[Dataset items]
..............................

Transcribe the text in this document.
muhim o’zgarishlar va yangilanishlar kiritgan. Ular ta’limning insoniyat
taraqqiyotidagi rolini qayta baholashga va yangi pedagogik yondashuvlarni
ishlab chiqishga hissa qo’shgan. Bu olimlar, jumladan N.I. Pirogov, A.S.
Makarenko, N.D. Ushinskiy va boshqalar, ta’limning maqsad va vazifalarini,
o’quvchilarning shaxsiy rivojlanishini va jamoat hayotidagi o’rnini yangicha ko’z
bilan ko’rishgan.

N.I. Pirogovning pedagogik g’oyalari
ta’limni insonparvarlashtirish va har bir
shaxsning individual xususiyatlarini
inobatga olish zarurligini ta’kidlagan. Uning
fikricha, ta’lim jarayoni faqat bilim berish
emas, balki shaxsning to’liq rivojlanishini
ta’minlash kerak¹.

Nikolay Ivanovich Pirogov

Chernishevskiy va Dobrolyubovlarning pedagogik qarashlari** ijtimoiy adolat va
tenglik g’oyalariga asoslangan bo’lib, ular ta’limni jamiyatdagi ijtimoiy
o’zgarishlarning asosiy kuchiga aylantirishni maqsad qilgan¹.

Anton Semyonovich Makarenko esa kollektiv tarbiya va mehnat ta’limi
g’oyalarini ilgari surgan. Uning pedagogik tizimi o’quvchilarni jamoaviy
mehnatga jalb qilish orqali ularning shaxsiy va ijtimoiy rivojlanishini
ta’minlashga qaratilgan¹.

..............................

## Exercise details
Filter the data for the string "rivojlanishini" and copy every line that has it.

## Finished task
o’quvchilarning shaxsiy rivojlanishini va jamoat hayotidagi o’rnini yangicha ko’z
emas, balki shaxsning to’liq rivojlanishini
mehnatga jalb qilish orqali ularning shaxsiy va ijtimoiy rivojlanishini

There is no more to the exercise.